#### Do this
Pull out every line below that holds the word "JSON".

[Dataset listings of figures]
:::

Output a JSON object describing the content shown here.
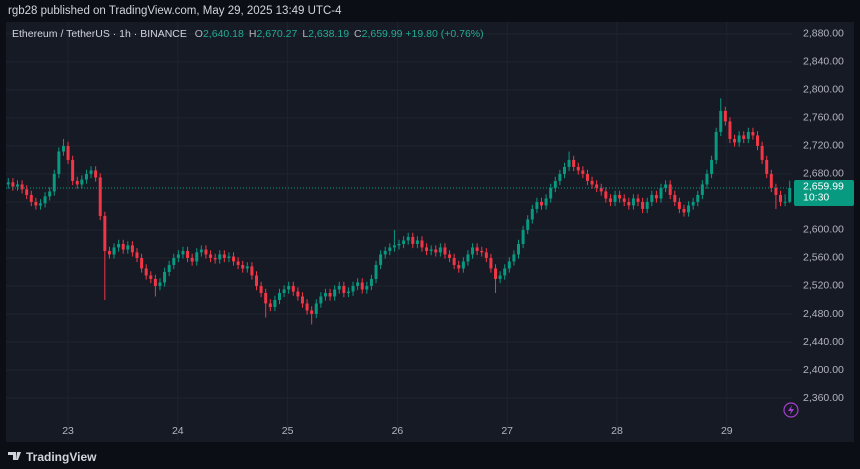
{
  "header": {
    "published": "rgb28 published on TradingView.com, May 29, 2025 13:49 UTC-4",
    "footer": "TradingView"
  },
  "chart_data": {
    "type": "candlestick",
    "title": "Ethereum / TetherUS · 1h · BINANCE",
    "ohlc_legend": [
      {
        "key": "O",
        "label": "2,640.18"
      },
      {
        "key": "H",
        "label": "2,670.27"
      },
      {
        "key": "L",
        "label": "2,638.19"
      },
      {
        "key": "C",
        "label": "2,659.99"
      }
    ],
    "change": "+19.80 (+0.76%)",
    "up_color": "#089981",
    "down_color": "#f23645",
    "last_price": {
      "value": 2659.99,
      "label": "2,659.99"
    },
    "countdown": "10:30",
    "xlim": [
      22.435,
      29.594
    ],
    "xticks": [
      23,
      24,
      25,
      26,
      27,
      28,
      29
    ],
    "ylim": [
      2300,
      2897
    ],
    "yticks": [
      {
        "value": 2360,
        "label": "2,360.00"
      },
      {
        "value": 2400,
        "label": "2,400.00"
      },
      {
        "value": 2440,
        "label": "2,440.00"
      },
      {
        "value": 2480,
        "label": "2,480.00"
      },
      {
        "value": 2520,
        "label": "2,520.00"
      },
      {
        "value": 2560,
        "label": "2,560.00"
      },
      {
        "value": 2600,
        "label": "2,600.00"
      },
      {
        "value": 2640,
        "label": "2,640.00"
      },
      {
        "value": 2680,
        "label": "2,680.00"
      },
      {
        "value": 2720,
        "label": "2,720.00"
      },
      {
        "value": 2760,
        "label": "2,760.00"
      },
      {
        "value": 2800,
        "label": "2,800.00"
      },
      {
        "value": 2840,
        "label": "2,840.00"
      },
      {
        "value": 2880,
        "label": "2,880.00"
      }
    ],
    "grid": true,
    "candles": [
      [
        2665,
        2674,
        2659,
        2668
      ],
      [
        2668,
        2674,
        2656,
        2662
      ],
      [
        2662,
        2671,
        2656,
        2665
      ],
      [
        2665,
        2671,
        2652,
        2658
      ],
      [
        2658,
        2664,
        2644,
        2650
      ],
      [
        2650,
        2656,
        2634,
        2640
      ],
      [
        2640,
        2646,
        2629,
        2635
      ],
      [
        2635,
        2644,
        2629,
        2638
      ],
      [
        2638,
        2654,
        2632,
        2648
      ],
      [
        2648,
        2661,
        2642,
        2655
      ],
      [
        2655,
        2686,
        2649,
        2680
      ],
      [
        2680,
        2718,
        2674,
        2712
      ],
      [
        2712,
        2730,
        2706,
        2720
      ],
      [
        2720,
        2726,
        2694,
        2700
      ],
      [
        2700,
        2706,
        2664,
        2670
      ],
      [
        2670,
        2676,
        2659,
        2665
      ],
      [
        2665,
        2678,
        2659,
        2672
      ],
      [
        2672,
        2686,
        2666,
        2680
      ],
      [
        2680,
        2691,
        2674,
        2685
      ],
      [
        2685,
        2691,
        2669,
        2675
      ],
      [
        2675,
        2681,
        2614,
        2620
      ],
      [
        2620,
        2626,
        2500,
        2570
      ],
      [
        2570,
        2576,
        2559,
        2565
      ],
      [
        2565,
        2581,
        2559,
        2575
      ],
      [
        2575,
        2586,
        2569,
        2580
      ],
      [
        2580,
        2586,
        2566,
        2572
      ],
      [
        2572,
        2584,
        2566,
        2578
      ],
      [
        2578,
        2584,
        2562,
        2568
      ],
      [
        2568,
        2574,
        2554,
        2560
      ],
      [
        2560,
        2566,
        2539,
        2545
      ],
      [
        2545,
        2551,
        2529,
        2535
      ],
      [
        2535,
        2541,
        2524,
        2530
      ],
      [
        2530,
        2536,
        2505,
        2520
      ],
      [
        2520,
        2531,
        2514,
        2525
      ],
      [
        2525,
        2546,
        2519,
        2540
      ],
      [
        2540,
        2556,
        2534,
        2550
      ],
      [
        2550,
        2566,
        2544,
        2560
      ],
      [
        2560,
        2571,
        2554,
        2565
      ],
      [
        2565,
        2576,
        2559,
        2570
      ],
      [
        2570,
        2576,
        2554,
        2560
      ],
      [
        2560,
        2566,
        2549,
        2555
      ],
      [
        2555,
        2574,
        2549,
        2568
      ],
      [
        2568,
        2578,
        2562,
        2572
      ],
      [
        2572,
        2578,
        2559,
        2565
      ],
      [
        2565,
        2571,
        2554,
        2560
      ],
      [
        2560,
        2566,
        2552,
        2558
      ],
      [
        2558,
        2571,
        2552,
        2565
      ],
      [
        2565,
        2571,
        2554,
        2560
      ],
      [
        2560,
        2568,
        2554,
        2562
      ],
      [
        2562,
        2568,
        2549,
        2555
      ],
      [
        2555,
        2561,
        2544,
        2550
      ],
      [
        2550,
        2556,
        2539,
        2545
      ],
      [
        2545,
        2554,
        2539,
        2548
      ],
      [
        2548,
        2554,
        2529,
        2535
      ],
      [
        2535,
        2541,
        2514,
        2520
      ],
      [
        2520,
        2526,
        2504,
        2510
      ],
      [
        2510,
        2516,
        2475,
        2495
      ],
      [
        2495,
        2501,
        2484,
        2490
      ],
      [
        2490,
        2506,
        2484,
        2500
      ],
      [
        2500,
        2516,
        2494,
        2510
      ],
      [
        2510,
        2521,
        2504,
        2515
      ],
      [
        2515,
        2526,
        2509,
        2520
      ],
      [
        2520,
        2526,
        2506,
        2512
      ],
      [
        2512,
        2518,
        2499,
        2505
      ],
      [
        2505,
        2511,
        2489,
        2495
      ],
      [
        2495,
        2501,
        2479,
        2485
      ],
      [
        2485,
        2491,
        2465,
        2480
      ],
      [
        2480,
        2501,
        2474,
        2495
      ],
      [
        2495,
        2511,
        2489,
        2505
      ],
      [
        2505,
        2516,
        2499,
        2510
      ],
      [
        2510,
        2516,
        2499,
        2505
      ],
      [
        2505,
        2521,
        2499,
        2515
      ],
      [
        2515,
        2526,
        2509,
        2520
      ],
      [
        2520,
        2526,
        2504,
        2510
      ],
      [
        2510,
        2518,
        2504,
        2512
      ],
      [
        2512,
        2526,
        2506,
        2520
      ],
      [
        2520,
        2531,
        2514,
        2525
      ],
      [
        2525,
        2531,
        2509,
        2515
      ],
      [
        2515,
        2526,
        2509,
        2520
      ],
      [
        2520,
        2536,
        2514,
        2530
      ],
      [
        2530,
        2556,
        2524,
        2550
      ],
      [
        2550,
        2571,
        2544,
        2565
      ],
      [
        2565,
        2576,
        2559,
        2570
      ],
      [
        2570,
        2581,
        2564,
        2575
      ],
      [
        2575,
        2600,
        2569,
        2578
      ],
      [
        2578,
        2586,
        2572,
        2580
      ],
      [
        2580,
        2591,
        2574,
        2585
      ],
      [
        2585,
        2596,
        2579,
        2590
      ],
      [
        2590,
        2596,
        2574,
        2580
      ],
      [
        2580,
        2591,
        2574,
        2585
      ],
      [
        2585,
        2591,
        2569,
        2575
      ],
      [
        2575,
        2581,
        2564,
        2570
      ],
      [
        2570,
        2578,
        2564,
        2572
      ],
      [
        2572,
        2578,
        2562,
        2568
      ],
      [
        2568,
        2581,
        2562,
        2575
      ],
      [
        2575,
        2581,
        2559,
        2565
      ],
      [
        2565,
        2571,
        2554,
        2560
      ],
      [
        2560,
        2566,
        2544,
        2550
      ],
      [
        2550,
        2556,
        2539,
        2545
      ],
      [
        2545,
        2561,
        2539,
        2555
      ],
      [
        2555,
        2571,
        2549,
        2565
      ],
      [
        2565,
        2581,
        2559,
        2575
      ],
      [
        2575,
        2581,
        2564,
        2570
      ],
      [
        2570,
        2576,
        2562,
        2568
      ],
      [
        2568,
        2574,
        2554,
        2560
      ],
      [
        2560,
        2566,
        2539,
        2545
      ],
      [
        2545,
        2551,
        2510,
        2530
      ],
      [
        2530,
        2541,
        2524,
        2535
      ],
      [
        2535,
        2551,
        2529,
        2545
      ],
      [
        2545,
        2561,
        2539,
        2555
      ],
      [
        2555,
        2571,
        2549,
        2565
      ],
      [
        2565,
        2586,
        2559,
        2580
      ],
      [
        2580,
        2606,
        2574,
        2600
      ],
      [
        2600,
        2621,
        2594,
        2615
      ],
      [
        2615,
        2636,
        2609,
        2630
      ],
      [
        2630,
        2646,
        2624,
        2640
      ],
      [
        2640,
        2646,
        2629,
        2635
      ],
      [
        2635,
        2651,
        2629,
        2645
      ],
      [
        2645,
        2666,
        2639,
        2660
      ],
      [
        2660,
        2676,
        2654,
        2670
      ],
      [
        2670,
        2686,
        2664,
        2680
      ],
      [
        2680,
        2696,
        2674,
        2690
      ],
      [
        2690,
        2712,
        2684,
        2700
      ],
      [
        2700,
        2706,
        2684,
        2690
      ],
      [
        2690,
        2696,
        2679,
        2685
      ],
      [
        2685,
        2691,
        2674,
        2680
      ],
      [
        2680,
        2686,
        2664,
        2670
      ],
      [
        2670,
        2676,
        2659,
        2665
      ],
      [
        2665,
        2671,
        2654,
        2660
      ],
      [
        2660,
        2666,
        2649,
        2655
      ],
      [
        2655,
        2661,
        2639,
        2645
      ],
      [
        2645,
        2651,
        2634,
        2640
      ],
      [
        2640,
        2656,
        2634,
        2650
      ],
      [
        2650,
        2656,
        2639,
        2645
      ],
      [
        2645,
        2651,
        2634,
        2640
      ],
      [
        2640,
        2646,
        2629,
        2635
      ],
      [
        2635,
        2651,
        2629,
        2645
      ],
      [
        2645,
        2651,
        2634,
        2640
      ],
      [
        2640,
        2646,
        2624,
        2630
      ],
      [
        2630,
        2646,
        2624,
        2640
      ],
      [
        2640,
        2656,
        2634,
        2650
      ],
      [
        2650,
        2656,
        2639,
        2645
      ],
      [
        2645,
        2666,
        2639,
        2660
      ],
      [
        2660,
        2671,
        2654,
        2665
      ],
      [
        2665,
        2671,
        2644,
        2650
      ],
      [
        2650,
        2656,
        2634,
        2640
      ],
      [
        2640,
        2646,
        2624,
        2630
      ],
      [
        2630,
        2636,
        2619,
        2625
      ],
      [
        2625,
        2641,
        2619,
        2635
      ],
      [
        2635,
        2646,
        2629,
        2640
      ],
      [
        2640,
        2656,
        2634,
        2650
      ],
      [
        2650,
        2671,
        2644,
        2665
      ],
      [
        2665,
        2686,
        2659,
        2680
      ],
      [
        2680,
        2706,
        2674,
        2700
      ],
      [
        2700,
        2746,
        2694,
        2740
      ],
      [
        2740,
        2788,
        2734,
        2770
      ],
      [
        2770,
        2776,
        2749,
        2755
      ],
      [
        2755,
        2761,
        2724,
        2730
      ],
      [
        2730,
        2736,
        2719,
        2725
      ],
      [
        2725,
        2741,
        2719,
        2735
      ],
      [
        2735,
        2741,
        2724,
        2730
      ],
      [
        2730,
        2746,
        2724,
        2740
      ],
      [
        2740,
        2746,
        2729,
        2735
      ],
      [
        2735,
        2741,
        2714,
        2720
      ],
      [
        2720,
        2726,
        2694,
        2700
      ],
      [
        2700,
        2706,
        2674,
        2680
      ],
      [
        2680,
        2686,
        2654,
        2660
      ],
      [
        2660,
        2666,
        2630,
        2650
      ],
      [
        2650,
        2656,
        2634,
        2640
      ],
      [
        2640,
        2651,
        2634,
        2640.18
      ],
      [
        2640.18,
        2670.27,
        2638.19,
        2659.99
      ]
    ]
  }
}
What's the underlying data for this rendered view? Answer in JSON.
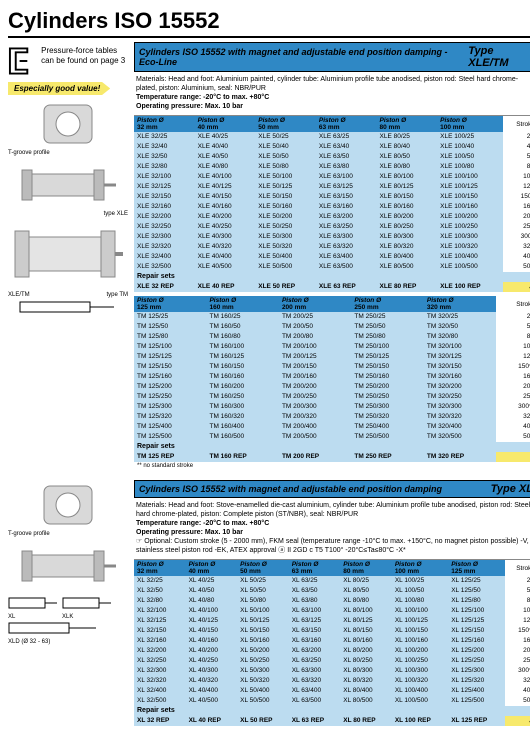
{
  "page_title": "Cylinders ISO 15552",
  "note": "Pressure-force tables can be found on page 3",
  "section1": {
    "titlebar_left": "Cylinders ISO 15552 with magnet and adjustable end position damping - Eco-Line",
    "titlebar_right": "Type XLE/TM",
    "materials": "Materials: Head and foot: Aluminium painted, cylinder tube: Aluminium profile tube anodised, piston rod: Steel hard chrome-plated, piston: Aluminium, seal: NBR/PUR",
    "temp": "Temperature range: -20°C to max. +80°C",
    "press": "Operating pressure: Max. 10 bar",
    "good_value": "Especially good value!",
    "caption1": "T-groove profile",
    "caption2": "type XLE",
    "caption3": "XLE/TM",
    "caption4": "type TM",
    "table1": {
      "head_label": "Piston Ø",
      "sizes": [
        "32 mm",
        "40 mm",
        "50 mm",
        "63 mm",
        "80 mm",
        "100 mm"
      ],
      "stroke_head": "Stroke",
      "rows": [
        {
          "c": [
            "XLE 32/25",
            "XLE 40/25",
            "XLE 50/25",
            "XLE 63/25",
            "XLE 80/25",
            "XLE 100/25"
          ],
          "s": "25"
        },
        {
          "c": [
            "XLE 32/40",
            "XLE 40/40",
            "XLE 50/40",
            "XLE 63/40",
            "XLE 80/40",
            "XLE 100/40"
          ],
          "s": "40"
        },
        {
          "c": [
            "XLE 32/50",
            "XLE 40/50",
            "XLE 50/50",
            "XLE 63/50",
            "XLE 80/50",
            "XLE 100/50"
          ],
          "s": "50"
        },
        {
          "c": [
            "XLE 32/80",
            "XLE 40/80",
            "XLE 50/80",
            "XLE 63/80",
            "XLE 80/80",
            "XLE 100/80"
          ],
          "s": "80"
        },
        {
          "c": [
            "XLE 32/100",
            "XLE 40/100",
            "XLE 50/100",
            "XLE 63/100",
            "XLE 80/100",
            "XLE 100/100"
          ],
          "s": "100"
        },
        {
          "c": [
            "XLE 32/125",
            "XLE 40/125",
            "XLE 50/125",
            "XLE 63/125",
            "XLE 80/125",
            "XLE 100/125"
          ],
          "s": "125"
        },
        {
          "c": [
            "XLE 32/150",
            "XLE 40/150",
            "XLE 50/150",
            "XLE 63/150",
            "XLE 80/150",
            "XLE 100/150"
          ],
          "s": "150*"
        },
        {
          "c": [
            "XLE 32/160",
            "XLE 40/160",
            "XLE 50/160",
            "XLE 63/160",
            "XLE 80/160",
            "XLE 100/160"
          ],
          "s": "160"
        },
        {
          "c": [
            "XLE 32/200",
            "XLE 40/200",
            "XLE 50/200",
            "XLE 63/200",
            "XLE 80/200",
            "XLE 100/200"
          ],
          "s": "200"
        },
        {
          "c": [
            "XLE 32/250",
            "XLE 40/250",
            "XLE 50/250",
            "XLE 63/250",
            "XLE 80/250",
            "XLE 100/250"
          ],
          "s": "250"
        },
        {
          "c": [
            "XLE 32/300",
            "XLE 40/300",
            "XLE 50/300",
            "XLE 63/300",
            "XLE 80/300",
            "XLE 100/300"
          ],
          "s": "300*"
        },
        {
          "c": [
            "XLE 32/320",
            "XLE 40/320",
            "XLE 50/320",
            "XLE 63/320",
            "XLE 80/320",
            "XLE 100/320"
          ],
          "s": "320"
        },
        {
          "c": [
            "XLE 32/400",
            "XLE 40/400",
            "XLE 50/400",
            "XLE 63/400",
            "XLE 80/400",
            "XLE 100/400"
          ],
          "s": "400"
        },
        {
          "c": [
            "XLE 32/500",
            "XLE 40/500",
            "XLE 50/500",
            "XLE 63/500",
            "XLE 80/500",
            "XLE 100/500"
          ],
          "s": "500"
        }
      ],
      "repair_label": "Repair sets",
      "repair": [
        "XLE 32 REP",
        "XLE 40 REP",
        "XLE 50 REP",
        "XLE 63 REP",
        "XLE 80 REP",
        "XLE 100 REP"
      ]
    },
    "table2": {
      "head_label": "Piston Ø",
      "sizes": [
        "125 mm",
        "160 mm",
        "200 mm",
        "250 mm",
        "320 mm"
      ],
      "stroke_head": "Stroke",
      "rows": [
        {
          "c": [
            "TM 125/25",
            "TM 160/25",
            "TM 200/25",
            "TM 250/25",
            "TM 320/25"
          ],
          "s": "25"
        },
        {
          "c": [
            "TM 125/50",
            "TM 160/50",
            "TM 200/50",
            "TM 250/50",
            "TM 320/50"
          ],
          "s": "50"
        },
        {
          "c": [
            "TM 125/80",
            "TM 160/80",
            "TM 200/80",
            "TM 250/80",
            "TM 320/80"
          ],
          "s": "80"
        },
        {
          "c": [
            "TM 125/100",
            "TM 160/100",
            "TM 200/100",
            "TM 250/100",
            "TM 320/100"
          ],
          "s": "100"
        },
        {
          "c": [
            "TM 125/125",
            "TM 160/125",
            "TM 200/125",
            "TM 250/125",
            "TM 320/125"
          ],
          "s": "125"
        },
        {
          "c": [
            "TM 125/150",
            "TM 160/150",
            "TM 200/150",
            "TM 250/150",
            "TM 320/150"
          ],
          "s": "150**"
        },
        {
          "c": [
            "TM 125/160",
            "TM 160/160",
            "TM 200/160",
            "TM 250/160",
            "TM 320/160"
          ],
          "s": "160"
        },
        {
          "c": [
            "TM 125/200",
            "TM 160/200",
            "TM 200/200",
            "TM 250/200",
            "TM 320/200"
          ],
          "s": "200"
        },
        {
          "c": [
            "TM 125/250",
            "TM 160/250",
            "TM 200/250",
            "TM 250/250",
            "TM 320/250"
          ],
          "s": "250"
        },
        {
          "c": [
            "TM 125/300",
            "TM 160/300",
            "TM 200/300",
            "TM 250/300",
            "TM 320/300"
          ],
          "s": "300**"
        },
        {
          "c": [
            "TM 125/320",
            "TM 160/320",
            "TM 200/320",
            "TM 250/320",
            "TM 320/320"
          ],
          "s": "320"
        },
        {
          "c": [
            "TM 125/400",
            "TM 160/400",
            "TM 200/400",
            "TM 250/400",
            "TM 320/400"
          ],
          "s": "400"
        },
        {
          "c": [
            "TM 125/500",
            "TM 160/500",
            "TM 200/500",
            "TM 250/500",
            "TM 320/500"
          ],
          "s": "500"
        }
      ],
      "repair_label": "Repair sets",
      "repair": [
        "TM 125 REP",
        "TM 160 REP",
        "TM 200 REP",
        "TM 250 REP",
        "TM 320 REP"
      ],
      "footnote": "** no standard stroke"
    }
  },
  "section2": {
    "titlebar_left": "Cylinders ISO 15552 with magnet and adjustable end position damping",
    "titlebar_right": "Type XL",
    "materials": "Materials: Head and foot: Stove-enamelled die-cast aluminium, cylinder tube: Aluminium profile tube anodised, piston rod: Steel hard chrome-plated, piston: Complete piston (ST/NBR), seal: NBR/PUR",
    "temp": "Temperature range: -20°C to max. +80°C",
    "press": "Operating pressure: Max. 10 bar",
    "opt": "☞ Optional: Custom stroke (5 - 2000 mm), FKM seal (temperature range -10°C to max. +150°C, no magnet piston possible) -V, stainless steel piston rod -EK, ATEX approval ⓐ II 2GD c T5 T100° -20°C≤Ta≤80°C -X*",
    "caption1": "T-groove profile",
    "caption2": "XL",
    "caption3": "XLK",
    "caption4": "XLD (Ø 32 - 63)",
    "table": {
      "head_label": "Piston Ø",
      "sizes": [
        "32 mm",
        "40 mm",
        "50 mm",
        "63 mm",
        "80 mm",
        "100 mm",
        "125 mm"
      ],
      "stroke_head": "Stroke",
      "rows": [
        {
          "c": [
            "XL 32/25",
            "XL 40/25",
            "XL 50/25",
            "XL 63/25",
            "XL 80/25",
            "XL 100/25",
            "XL 125/25"
          ],
          "s": "25"
        },
        {
          "c": [
            "XL 32/50",
            "XL 40/50",
            "XL 50/50",
            "XL 63/50",
            "XL 80/50",
            "XL 100/50",
            "XL 125/50"
          ],
          "s": "50"
        },
        {
          "c": [
            "XL 32/80",
            "XL 40/80",
            "XL 50/80",
            "XL 63/80",
            "XL 80/80",
            "XL 100/80",
            "XL 125/80"
          ],
          "s": "80"
        },
        {
          "c": [
            "XL 32/100",
            "XL 40/100",
            "XL 50/100",
            "XL 63/100",
            "XL 80/100",
            "XL 100/100",
            "XL 125/100"
          ],
          "s": "100"
        },
        {
          "c": [
            "XL 32/125",
            "XL 40/125",
            "XL 50/125",
            "XL 63/125",
            "XL 80/125",
            "XL 100/125",
            "XL 125/125"
          ],
          "s": "125"
        },
        {
          "c": [
            "XL 32/150",
            "XL 40/150",
            "XL 50/150",
            "XL 63/150",
            "XL 80/150",
            "XL 100/150",
            "XL 125/150"
          ],
          "s": "150**"
        },
        {
          "c": [
            "XL 32/160",
            "XL 40/160",
            "XL 50/160",
            "XL 63/160",
            "XL 80/160",
            "XL 100/160",
            "XL 125/160"
          ],
          "s": "160"
        },
        {
          "c": [
            "XL 32/200",
            "XL 40/200",
            "XL 50/200",
            "XL 63/200",
            "XL 80/200",
            "XL 100/200",
            "XL 125/200"
          ],
          "s": "200"
        },
        {
          "c": [
            "XL 32/250",
            "XL 40/250",
            "XL 50/250",
            "XL 63/250",
            "XL 80/250",
            "XL 100/250",
            "XL 125/250"
          ],
          "s": "250"
        },
        {
          "c": [
            "XL 32/300",
            "XL 40/300",
            "XL 50/300",
            "XL 63/300",
            "XL 80/300",
            "XL 100/300",
            "XL 125/300"
          ],
          "s": "300**"
        },
        {
          "c": [
            "XL 32/320",
            "XL 40/320",
            "XL 50/320",
            "XL 63/320",
            "XL 80/320",
            "XL 100/320",
            "XL 125/320"
          ],
          "s": "320"
        },
        {
          "c": [
            "XL 32/400",
            "XL 40/400",
            "XL 50/400",
            "XL 63/400",
            "XL 80/400",
            "XL 100/400",
            "XL 125/400"
          ],
          "s": "400"
        },
        {
          "c": [
            "XL 32/500",
            "XL 40/500",
            "XL 50/500",
            "XL 63/500",
            "XL 80/500",
            "XL 100/500",
            "XL 125/500"
          ],
          "s": "500"
        }
      ],
      "repair_label": "Repair sets",
      "repair": [
        "XL 32 REP",
        "XL 40 REP",
        "XL 50 REP",
        "XL 63 REP",
        "XL 80 REP",
        "XL 100 REP",
        "XL 125 REP"
      ]
    }
  }
}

:::

#### Answer for this exercise
Output a JSON object describing the content shown here.
What's the underlying data for this rendered view? Answer in JSON.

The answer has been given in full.